> Task description
Copy all lines below exactly as written. Leave pictures out.

> Records for this exercise
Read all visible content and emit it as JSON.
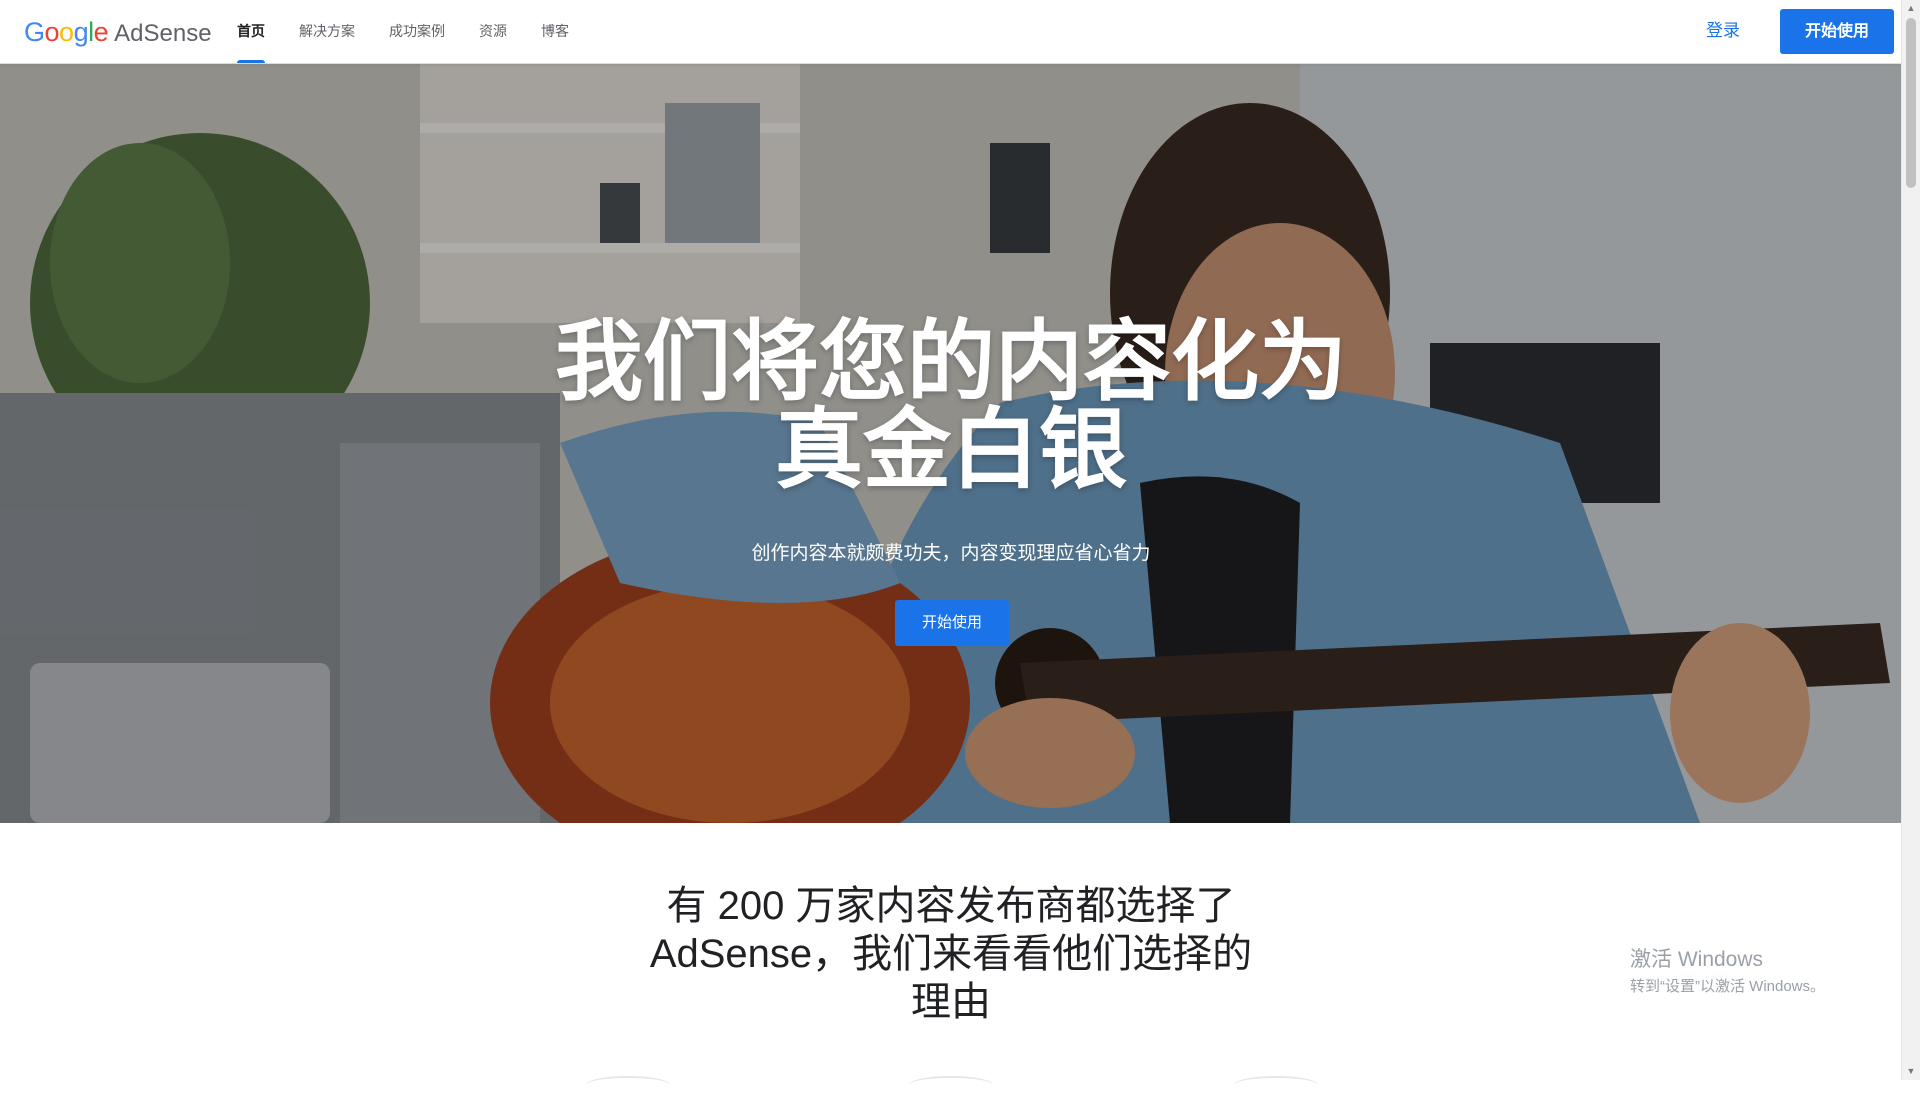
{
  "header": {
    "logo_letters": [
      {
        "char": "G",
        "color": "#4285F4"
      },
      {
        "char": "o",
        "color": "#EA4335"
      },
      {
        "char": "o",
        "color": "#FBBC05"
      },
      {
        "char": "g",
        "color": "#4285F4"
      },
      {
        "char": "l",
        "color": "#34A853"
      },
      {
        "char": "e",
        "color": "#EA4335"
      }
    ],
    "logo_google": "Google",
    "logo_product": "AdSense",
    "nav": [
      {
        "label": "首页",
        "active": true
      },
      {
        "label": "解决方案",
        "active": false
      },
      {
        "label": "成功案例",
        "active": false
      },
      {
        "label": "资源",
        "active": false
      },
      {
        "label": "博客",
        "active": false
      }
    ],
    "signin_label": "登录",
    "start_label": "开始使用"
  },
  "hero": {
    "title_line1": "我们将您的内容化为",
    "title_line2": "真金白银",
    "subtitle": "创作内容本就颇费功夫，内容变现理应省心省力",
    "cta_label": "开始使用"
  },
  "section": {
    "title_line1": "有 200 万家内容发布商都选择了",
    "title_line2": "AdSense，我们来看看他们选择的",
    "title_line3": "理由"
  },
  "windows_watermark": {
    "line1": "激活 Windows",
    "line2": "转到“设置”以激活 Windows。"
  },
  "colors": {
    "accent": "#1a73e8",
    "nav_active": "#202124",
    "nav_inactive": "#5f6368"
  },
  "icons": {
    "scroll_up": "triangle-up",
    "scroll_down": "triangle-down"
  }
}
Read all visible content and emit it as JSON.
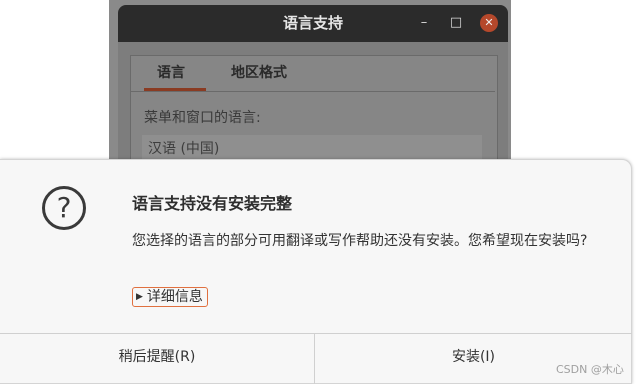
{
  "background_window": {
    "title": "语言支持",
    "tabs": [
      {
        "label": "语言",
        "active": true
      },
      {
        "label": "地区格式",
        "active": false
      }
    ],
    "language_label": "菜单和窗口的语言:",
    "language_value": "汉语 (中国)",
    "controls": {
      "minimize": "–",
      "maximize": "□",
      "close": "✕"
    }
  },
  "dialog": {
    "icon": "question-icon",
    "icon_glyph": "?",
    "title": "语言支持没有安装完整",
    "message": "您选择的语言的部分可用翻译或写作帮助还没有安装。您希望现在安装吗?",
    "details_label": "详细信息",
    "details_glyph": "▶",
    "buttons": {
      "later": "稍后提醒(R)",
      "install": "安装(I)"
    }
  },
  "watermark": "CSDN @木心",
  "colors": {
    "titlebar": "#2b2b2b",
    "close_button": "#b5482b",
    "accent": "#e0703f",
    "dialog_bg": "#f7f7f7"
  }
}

> Result for this task
Read all visible content and emit it as JSON.
{
  "header": {
    "logo_letters": [
      {
        "char": "G",
        "color": "#4285F4"
      },
      {
        "char": "o",
        "color": "#EA4335"
      },
      {
        "char": "o",
        "color": "#FBBC05"
      },
      {
        "char": "g",
        "color": "#4285F4"
      },
      {
        "char": "l",
        "color": "#34A853"
      },
      {
        "char": "e",
        "color": "#EA4335"
      }
    ],
    "logo_google": "Google",
    "logo_product": "AdSense",
    "nav": [
      {
        "label": "首页",
        "active": true
      },
      {
        "label": "解决方案",
        "active": false
      },
      {
        "label": "成功案例",
        "active": false
      },
      {
        "label": "资源",
        "active": false
      },
      {
        "label": "博客",
        "active": false
      }
    ],
    "signin_label": "登录",
    "start_label": "开始使用"
  },
  "hero": {
    "title_line1": "我们将您的内容化为",
    "title_line2": "真金白银",
    "subtitle": "创作内容本就颇费功夫，内容变现理应省心省力",
    "cta_label": "开始使用"
  },
  "section": {
    "title_line1": "有 200 万家内容发布商都选择了",
    "title_line2": "AdSense，我们来看看他们选择的",
    "title_line3": "理由"
  },
  "windows_watermark": {
    "line1": "激活 Windows",
    "line2": "转到“设置”以激活 Windows。"
  },
  "colors": {
    "accent": "#1a73e8",
    "nav_active": "#202124",
    "nav_inactive": "#5f6368"
  },
  "icons": {
    "scroll_up": "triangle-up",
    "scroll_down": "triangle-down"
  }
}
Read all visible content and emit it as JSON.
{
  "background_window": {
    "title": "语言支持",
    "tabs": [
      {
        "label": "语言",
        "active": true
      },
      {
        "label": "地区格式",
        "active": false
      }
    ],
    "language_label": "菜单和窗口的语言:",
    "language_value": "汉语 (中国)",
    "controls": {
      "minimize": "–",
      "maximize": "□",
      "close": "✕"
    }
  },
  "dialog": {
    "icon": "question-icon",
    "icon_glyph": "?",
    "title": "语言支持没有安装完整",
    "message": "您选择的语言的部分可用翻译或写作帮助还没有安装。您希望现在安装吗?",
    "details_label": "详细信息",
    "details_glyph": "▶",
    "buttons": {
      "later": "稍后提醒(R)",
      "install": "安装(I)"
    }
  },
  "watermark": "CSDN @木心",
  "colors": {
    "titlebar": "#2b2b2b",
    "close_button": "#b5482b",
    "accent": "#e0703f",
    "dialog_bg": "#f7f7f7"
  }
}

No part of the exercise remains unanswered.